(Records)
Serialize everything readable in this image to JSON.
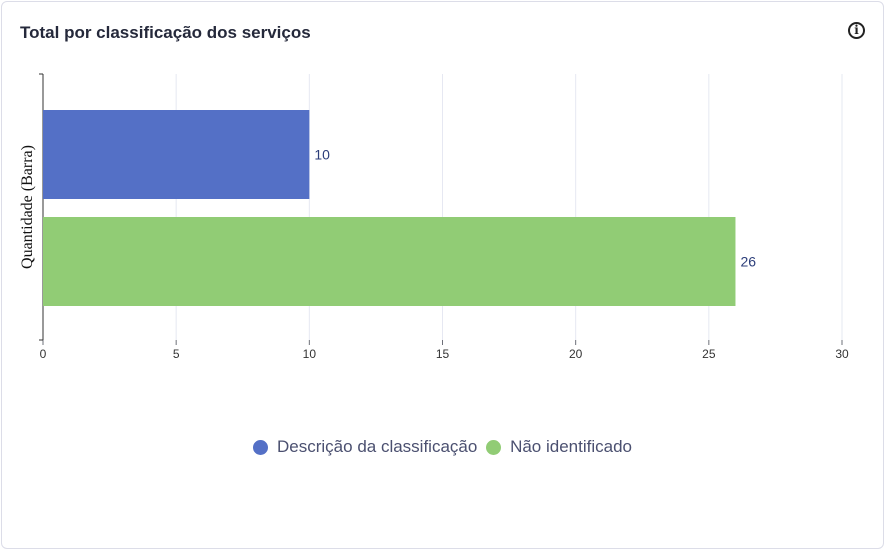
{
  "card": {
    "title": "Total por classificação dos serviços",
    "info_icon": "info-circle-icon"
  },
  "chart_data": {
    "type": "bar",
    "orientation": "horizontal",
    "ylabel": "Quantidade (Barra)",
    "xlim": [
      0,
      30
    ],
    "xticks": [
      0,
      5,
      10,
      15,
      20,
      25,
      30
    ],
    "grid": true,
    "legend_position": "bottom",
    "series": [
      {
        "name": "Descrição da classificação",
        "value": 10,
        "color": "#5470c6"
      },
      {
        "name": "Não identificado",
        "value": 26,
        "color": "#91cc75"
      }
    ]
  }
}
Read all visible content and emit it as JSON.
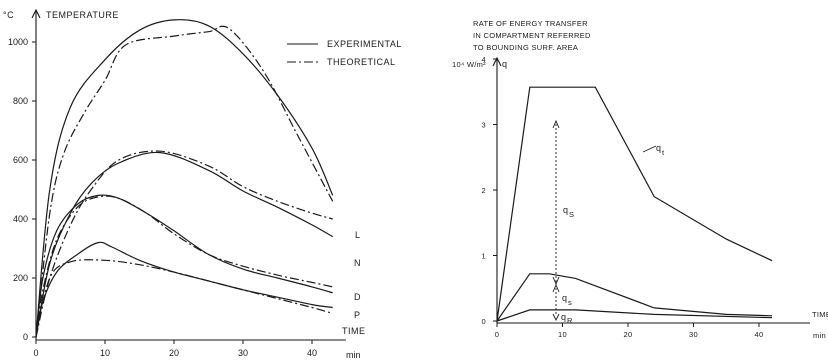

WHAT TO WORK ON:
Restate the whole listing above exactly, except for its images.

ANSWER:
Serialize everything readable in this image to JSON.
{
  "card": {
    "title": "Total por classificação dos serviços",
    "info_icon": "info-circle-icon"
  },
  "chart_data": {
    "type": "bar",
    "orientation": "horizontal",
    "ylabel": "Quantidade (Barra)",
    "xlim": [
      0,
      30
    ],
    "xticks": [
      0,
      5,
      10,
      15,
      20,
      25,
      30
    ],
    "grid": true,
    "legend_position": "bottom",
    "series": [
      {
        "name": "Descrição da classificação",
        "value": 10,
        "color": "#5470c6"
      },
      {
        "name": "Não identificado",
        "value": 26,
        "color": "#91cc75"
      }
    ]
  }
}
Read all visible content and emit it as JSON.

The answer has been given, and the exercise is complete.